◆ **TEXTE À LIRE**:
Les automobilistes l’auront sans doute remarqué, la semaine dernière, plusieurs stations-service des Yvelines, et même de toute l’Île-de-France, étaient en pénurie de carburant. La cause ? Une grève des transporteurs d’hydrocarbures dans plusieurs dépôts pétroliers franciliens, dont celui de Coignières, commencée le 4 décembre.

Les livreurs d’hydrocarbures, qui avaient installé un piquet de grève devant le site coigniérien, s’opposaient au projet du groupe TotalEnergies d’installer des caméras embarquées dans les cabines des camions de livraison. « C’est un système qui alerte à la moindre anomalie le conducteur et le transporteur, qui donne des consignes et enregistre un clip vidéo de l’anomalie. Elles sont de tout type, de la fatigue du chauffeur avec une caméra infrarouge qui suit les yeux, même à travers des lunettes de soleil, à la plus petite collision », détaillait un gréviste, interrogé par 78actu.

Ils ont finalement obtenu l’annulation, annoncée dans la soirée du 6 décembre par TotalEnergies, de ce projet qualifié par le groupe pétrolier de « plan de renforcement 2023 de la sécurité du transport routier », mais que les salariés protestataires jugeaient intrusif, voire répressif. « On est satisfaits, confient les conducteurs en grève, issus de sept ou huit sociétés de transports et rencontrés le 7 décembre devant le site de Coignières. Au départ, ça ne nous convenait pas, car c’était une suspension. […] Une suspension ne veut pas dire une annulation, ça n’empêche pas qu’ils remettent ça sur la table. On met en avant la sécurité, mais là, c’était du flicage. »

Les salariés des sociétés de transport d’hydrocarbures, qui ont souhaité conserver l’anonymat, estimaient également ne pas avoir été concertés sur ce projet de TotalEnergies : « À la base, on ne nous a pas demandé notre avis, les entreprises ne nous ont pas concertés. Aujourd’hui, on a de plus en plus de responsabilités, on est de plus en plus fliqués sur tout, alors mettre des micros… »

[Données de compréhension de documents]
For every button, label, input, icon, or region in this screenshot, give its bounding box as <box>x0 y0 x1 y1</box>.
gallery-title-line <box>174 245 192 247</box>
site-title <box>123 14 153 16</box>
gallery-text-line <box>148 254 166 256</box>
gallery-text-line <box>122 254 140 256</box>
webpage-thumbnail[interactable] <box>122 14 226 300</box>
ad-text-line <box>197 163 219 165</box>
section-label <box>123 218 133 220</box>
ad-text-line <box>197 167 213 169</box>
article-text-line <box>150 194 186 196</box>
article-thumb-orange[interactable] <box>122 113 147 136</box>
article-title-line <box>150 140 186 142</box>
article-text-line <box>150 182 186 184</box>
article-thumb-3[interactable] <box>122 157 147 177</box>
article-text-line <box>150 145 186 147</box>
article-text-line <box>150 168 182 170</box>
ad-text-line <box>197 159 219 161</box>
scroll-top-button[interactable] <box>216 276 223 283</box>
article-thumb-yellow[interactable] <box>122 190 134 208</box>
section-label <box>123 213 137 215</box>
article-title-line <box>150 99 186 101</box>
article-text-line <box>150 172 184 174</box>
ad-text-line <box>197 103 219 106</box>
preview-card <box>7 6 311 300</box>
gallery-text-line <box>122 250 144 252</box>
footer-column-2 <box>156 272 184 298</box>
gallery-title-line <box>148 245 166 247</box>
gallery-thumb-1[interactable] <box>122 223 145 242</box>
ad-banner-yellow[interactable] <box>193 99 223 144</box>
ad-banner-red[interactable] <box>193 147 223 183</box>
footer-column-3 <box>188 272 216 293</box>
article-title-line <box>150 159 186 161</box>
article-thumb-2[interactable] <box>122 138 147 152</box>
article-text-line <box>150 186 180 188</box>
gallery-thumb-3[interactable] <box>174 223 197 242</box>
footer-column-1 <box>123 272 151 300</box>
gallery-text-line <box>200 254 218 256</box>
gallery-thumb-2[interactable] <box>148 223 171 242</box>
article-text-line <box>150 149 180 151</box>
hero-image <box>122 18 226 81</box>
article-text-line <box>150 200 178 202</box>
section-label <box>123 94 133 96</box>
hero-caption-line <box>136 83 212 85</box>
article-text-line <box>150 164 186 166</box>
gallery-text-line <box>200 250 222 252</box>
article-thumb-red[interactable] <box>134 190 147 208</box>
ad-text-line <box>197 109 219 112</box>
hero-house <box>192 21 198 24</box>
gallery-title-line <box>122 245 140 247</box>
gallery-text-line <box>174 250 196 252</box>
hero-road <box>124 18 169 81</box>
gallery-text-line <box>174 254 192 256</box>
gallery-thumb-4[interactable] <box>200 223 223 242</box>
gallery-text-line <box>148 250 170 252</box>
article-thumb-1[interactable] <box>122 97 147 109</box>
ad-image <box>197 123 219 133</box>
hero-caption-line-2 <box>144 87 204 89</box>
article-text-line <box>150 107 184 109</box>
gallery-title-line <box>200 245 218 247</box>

◆ **CONSIGNE DE TRAVAIL 1**: D’après le texte sur la grève des transporteurs d’hydrocarbures, à quel moment TotalEnergies a-t-il annoncé l’annulation de son projet ?
◆ **CONSIGNE DE TRAVAIL 2**:
Pour chacune des affirmations suivantes, indiquez si elle concorde avec le texte sur la grève des transporteurs d’hydrocarbures, en citant les mots du texte qui tranchent.
(a) La grève a débuté le 4 décembre.
(b) Les conducteurs en grève appartenaient tous à une même société de transport.
(c) La caméra infrarouge ne peut pas suivre les yeux d’un chauffeur qui porte des lunettes de soleil.
◆ **CONSIGNE DE TRAVAIL 3**: Poursuivez le texte sur la grève des transporteurs d’hydrocarbures à la suite de sa dernière phrase.
Les lignes forment un matériau distinct du texte sur la grève des transporteurs d’hydrocarbures.

◆ **RÉPONSE PRODUITE 1**: Dans la soirée du 6 décembre.

◆ **RÉPONSE PRODUITE 2**:
(a) Oui : « commencée le 4 décembre ».
(b) Non : « issus de sept ou huit sociétés de transports ».
(c) Non : « même à travers des lunettes de soleil ».

◆ **RÉPONSE PRODUITE 3**:
TotalEnergies, qui ne nous a pas répondu avant la mise sous presse de notre édition, avait assuré, dans des propos rapportés par 78actu, que le groupe ne demandait « pas l’enregistrement ni le stockage ou la transmission d’images, le système étant seulement dédié à l’alerte du conducteur ». « Chaque société de transport sous-traitante a mené les études techniques au cours de l’année 2023, tout en animant le dialogue social associé », s’était par ailleurs défendu le géant de l’énergie chez nos confrères.

TotalEnergies avait dans un premier temps annoncé des amendements, dans un texte cosigné avec le ministère des Transports, rapporté par 78actu : « Concernant les dispositifs de détection fatigue/distractions, nous apportons les amendements suivants : levée de l’obligation de l’enregistrement de clips vidéo en cas d’événements ; levée de l’obligation de transmission des alertes au transporteur ; levée de l’obligation de consignation des événements dans un grand journal. »

Insuffisant pour les transporteurs, qui ont donc obtenu l’arrêt complet du projet, mais préféraient encore attendre avant de mettre fin définitivement à leur mouvement. « On est en plein négoce. On demande à ce que la manne financière, ce qui a été perdu pendant les jours de grève, soit couverte par les entreprises, expliquaient-ils le 7 décembre. On a transmis les infos sur la fin de la grève, on attend un retour des entreprises. Il faut que toutes les entreprises soient en accord. C’est plus ou moins en bonne voie, mais tant que ce n’est pas signé … » Selon eux, « 95 % des gars [sur le site de Coignières] ne travaillent pas ».